All of the records below must be output exactly, with no pictures carried over.

-- START OF PROVIDED DATA --

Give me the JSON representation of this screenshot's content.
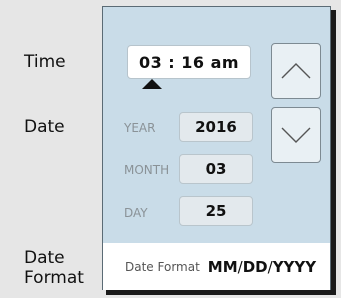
{
  "labels": {
    "time": "Time",
    "date": "Date",
    "date_format_line1": "Date",
    "date_format_line2": "Format"
  },
  "time": {
    "value": "03 : 16  am"
  },
  "buttons": {
    "increment_icon": "chevron-up-icon",
    "decrement_icon": "chevron-down-icon"
  },
  "date": {
    "year_label": "YEAR",
    "year_value": "2016",
    "month_label": "MONTH",
    "month_value": "03",
    "day_label": "DAY",
    "day_value": "25"
  },
  "format": {
    "label": "Date Format",
    "mm": "MM",
    "sep1": "/",
    "dd": "DD",
    "sep2": "/",
    "yyyy": "YYYY"
  },
  "colors": {
    "panel_background": "#c9dce8",
    "page_background": "#e6e6e6"
  }
}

-- END OF PROVIDED DATA --

_SOLUTION TO THIS TASK:_
Give me the JSON representation of this screenshot's content.
{
  "labels": {
    "time": "Time",
    "date": "Date",
    "date_format_line1": "Date",
    "date_format_line2": "Format"
  },
  "time": {
    "value": "03 : 16  am"
  },
  "buttons": {
    "increment_icon": "chevron-up-icon",
    "decrement_icon": "chevron-down-icon"
  },
  "date": {
    "year_label": "YEAR",
    "year_value": "2016",
    "month_label": "MONTH",
    "month_value": "03",
    "day_label": "DAY",
    "day_value": "25"
  },
  "format": {
    "label": "Date Format",
    "mm": "MM",
    "sep1": "/",
    "dd": "DD",
    "sep2": "/",
    "yyyy": "YYYY"
  },
  "colors": {
    "panel_background": "#c9dce8",
    "page_background": "#e6e6e6"
  }
}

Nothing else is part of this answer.